'Sportier' approach could help tradies tackle soreness


'Sportier' approach could help tradies tackle soreness

Taking a ‘sportier’ approach to work could help tradies tackle work-related stiffness, soreness and injury, according to the Australian Physiotherapy Association (APA). In their latest survey, the APA found that 60% of tradies often have work-induced aches and pains and 36% generally finish their work day stiff and sore. Alarmingly, 69% of tradies believe it is normal to be sore as a result of their work. However, these issues could be at least partly prevented by stretching and warming up — practices often valued in sports and exercise.

Of the tradies who exercise or play sport regularly, more than half spend a few minutes stretching and warming up before an activity because they know it will help prevent injuries. Yet, less than a quarter of all respondents warm up before starting physically demanding work, APA National President Phil Calvert said. In a positive finding from the APA study, two-thirds of tradies were open to the idea of warming up if they felt their employers would support it.

“There’s a real opportunity for trade employers to take a proactive position and encourage their employees to spend a few minutes each day getting their bodies warmed up for the physical work ahead,” Calvert said. “Tradies are at particular risk of a range of injuries as a result of the intensity and repetitive nature of their work, so it’s important that they put these preventive health measures in place and get help before little niggles turn into more chronic issues.”

Workers should also ensure they operate within their bodies’ healthy limits and follow safe lifting guidelines to protect themselves from soreness and injury. Currently, 42% push their bodies beyond their limits and almost a third said they do not follow safe lifting practices. Ultimately, tradies need to start putting their bodies and mental health before their work and tools. According to the survey, 88% of tradies take good care of their tools while 60% take good care of their bodies and mental health. Additionally, almost half the tradies surveyed had not taken a sick day in more than six months, and only one quarter of tradies felt comfortable talking to co-workers about mental health issues affecting their work, while just over half were open to discussing physical concerns.

“While tradies appear reluctant to open up to their workmates and bosses about mental health issues in particular, the majority (73%) said they wouldn’t think any less of their workmates for taking time off for mental health concerns. So it seems they have tougher expectations of themselves than their co-workers,” Calvert said. “At the end of the day we all want to go home safely to our families, so tradies should look at all options to make sure they are in the best physical and mental shape to get through the day. That might include warm-up stretches at the start of the day and open dialogue with bosses and co-workers about personal injuries or issues affecting their work.”

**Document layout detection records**
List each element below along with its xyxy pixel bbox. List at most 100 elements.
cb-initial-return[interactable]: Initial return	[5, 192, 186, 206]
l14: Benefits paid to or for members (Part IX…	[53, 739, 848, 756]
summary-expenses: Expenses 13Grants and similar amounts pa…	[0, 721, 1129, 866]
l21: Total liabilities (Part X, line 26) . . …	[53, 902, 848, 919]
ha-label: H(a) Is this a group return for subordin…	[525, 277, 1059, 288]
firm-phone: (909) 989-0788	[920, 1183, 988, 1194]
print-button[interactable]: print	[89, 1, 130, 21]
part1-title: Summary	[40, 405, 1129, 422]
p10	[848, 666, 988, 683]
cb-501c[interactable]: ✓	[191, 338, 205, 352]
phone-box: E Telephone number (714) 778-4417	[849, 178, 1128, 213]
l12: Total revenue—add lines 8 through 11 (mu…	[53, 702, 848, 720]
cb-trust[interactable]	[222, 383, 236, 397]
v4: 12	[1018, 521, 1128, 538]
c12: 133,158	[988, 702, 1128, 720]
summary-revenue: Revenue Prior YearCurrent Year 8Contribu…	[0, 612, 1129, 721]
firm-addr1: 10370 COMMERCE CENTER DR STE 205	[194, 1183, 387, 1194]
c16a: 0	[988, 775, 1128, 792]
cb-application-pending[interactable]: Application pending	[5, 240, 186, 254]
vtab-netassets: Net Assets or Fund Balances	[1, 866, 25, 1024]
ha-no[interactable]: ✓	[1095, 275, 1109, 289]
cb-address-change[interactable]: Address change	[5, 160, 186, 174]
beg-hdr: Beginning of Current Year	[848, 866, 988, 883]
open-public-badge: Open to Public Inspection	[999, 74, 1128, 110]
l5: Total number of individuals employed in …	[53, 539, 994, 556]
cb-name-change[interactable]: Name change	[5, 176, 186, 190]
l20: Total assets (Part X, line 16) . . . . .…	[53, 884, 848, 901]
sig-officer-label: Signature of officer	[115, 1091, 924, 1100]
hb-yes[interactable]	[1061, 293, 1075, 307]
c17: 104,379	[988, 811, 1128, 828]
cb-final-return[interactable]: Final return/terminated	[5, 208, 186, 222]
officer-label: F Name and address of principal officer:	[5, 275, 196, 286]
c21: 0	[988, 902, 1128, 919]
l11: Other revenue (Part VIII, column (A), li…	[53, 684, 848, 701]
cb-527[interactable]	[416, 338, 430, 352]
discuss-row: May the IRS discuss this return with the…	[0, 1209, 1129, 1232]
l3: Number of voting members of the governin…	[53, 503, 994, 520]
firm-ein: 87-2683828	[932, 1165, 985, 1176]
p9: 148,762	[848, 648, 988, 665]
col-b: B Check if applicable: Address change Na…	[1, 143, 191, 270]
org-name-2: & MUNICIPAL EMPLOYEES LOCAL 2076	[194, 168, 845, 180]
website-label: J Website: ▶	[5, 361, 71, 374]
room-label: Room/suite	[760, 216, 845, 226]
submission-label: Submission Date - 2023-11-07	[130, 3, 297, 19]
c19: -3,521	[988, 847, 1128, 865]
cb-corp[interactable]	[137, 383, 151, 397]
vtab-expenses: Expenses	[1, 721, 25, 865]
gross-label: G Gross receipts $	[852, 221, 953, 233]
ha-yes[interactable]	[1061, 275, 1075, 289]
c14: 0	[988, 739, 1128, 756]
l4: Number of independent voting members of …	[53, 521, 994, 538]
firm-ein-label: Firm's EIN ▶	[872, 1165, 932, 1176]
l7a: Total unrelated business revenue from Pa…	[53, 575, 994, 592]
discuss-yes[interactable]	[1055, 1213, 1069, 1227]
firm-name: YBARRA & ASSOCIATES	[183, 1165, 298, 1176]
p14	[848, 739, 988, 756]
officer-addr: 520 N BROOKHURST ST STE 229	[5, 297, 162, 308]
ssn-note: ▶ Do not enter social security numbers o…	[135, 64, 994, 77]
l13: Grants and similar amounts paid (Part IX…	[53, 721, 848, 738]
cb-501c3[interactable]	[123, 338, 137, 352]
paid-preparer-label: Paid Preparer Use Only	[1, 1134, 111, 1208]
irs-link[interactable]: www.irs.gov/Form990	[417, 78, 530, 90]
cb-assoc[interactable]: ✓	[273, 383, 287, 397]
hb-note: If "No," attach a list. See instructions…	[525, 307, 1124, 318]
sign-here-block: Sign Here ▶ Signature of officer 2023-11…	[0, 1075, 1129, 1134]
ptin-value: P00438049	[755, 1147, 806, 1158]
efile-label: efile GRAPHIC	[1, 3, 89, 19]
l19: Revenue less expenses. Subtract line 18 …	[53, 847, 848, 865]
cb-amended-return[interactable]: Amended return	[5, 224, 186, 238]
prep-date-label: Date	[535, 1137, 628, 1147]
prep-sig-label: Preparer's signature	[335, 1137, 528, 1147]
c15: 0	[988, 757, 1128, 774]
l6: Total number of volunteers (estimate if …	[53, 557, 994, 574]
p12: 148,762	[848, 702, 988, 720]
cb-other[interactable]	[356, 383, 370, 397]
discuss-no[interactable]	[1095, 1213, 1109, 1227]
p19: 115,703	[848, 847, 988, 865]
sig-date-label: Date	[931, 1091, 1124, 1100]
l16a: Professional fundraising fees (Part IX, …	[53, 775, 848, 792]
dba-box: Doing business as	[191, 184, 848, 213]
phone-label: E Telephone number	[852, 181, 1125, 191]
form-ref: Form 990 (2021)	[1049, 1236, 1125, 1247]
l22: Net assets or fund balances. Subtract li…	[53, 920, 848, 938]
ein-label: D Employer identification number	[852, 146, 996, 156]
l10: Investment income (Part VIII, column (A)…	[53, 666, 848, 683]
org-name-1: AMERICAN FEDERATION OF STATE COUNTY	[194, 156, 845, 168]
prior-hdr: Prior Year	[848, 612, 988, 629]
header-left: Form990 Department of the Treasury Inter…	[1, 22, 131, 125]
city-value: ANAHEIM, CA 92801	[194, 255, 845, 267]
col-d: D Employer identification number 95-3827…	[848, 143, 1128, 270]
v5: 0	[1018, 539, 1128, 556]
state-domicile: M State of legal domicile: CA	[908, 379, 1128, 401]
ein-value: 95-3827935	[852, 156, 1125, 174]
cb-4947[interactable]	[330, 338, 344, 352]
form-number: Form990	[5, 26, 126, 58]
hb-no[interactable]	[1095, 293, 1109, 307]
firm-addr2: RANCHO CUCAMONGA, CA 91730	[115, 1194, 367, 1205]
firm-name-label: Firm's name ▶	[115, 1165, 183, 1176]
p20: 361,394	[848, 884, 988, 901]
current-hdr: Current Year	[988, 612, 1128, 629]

**Requirement 1**
Please rewrite the tradie soreness article between "Taking a ‘sportier’" and "sports and exercise.", inclusive, replacing "sports and exercise" with "athletics and fitness".
**Requirement 2**
In the tradie soreness article, what percentage of tradies believe it is normal to be sore as a result of their work?

**Task result 1**
Taking a ‘sportier’ approach to work could help tradies tackle work-related stiffness, soreness and injury, according to the Australian Physiotherapy Association (APA). In their latest survey, the APA found that 60% of tradies often have work-induced aches and pains and 36% generally finish their work day stiff and sore. Alarmingly, 69% of tradies believe it is normal to be sore as a result of their work. However, these issues could be at least partly prevented by stretching and warming up — practices often valued in athletics and fitness.

**Task result 2**
69%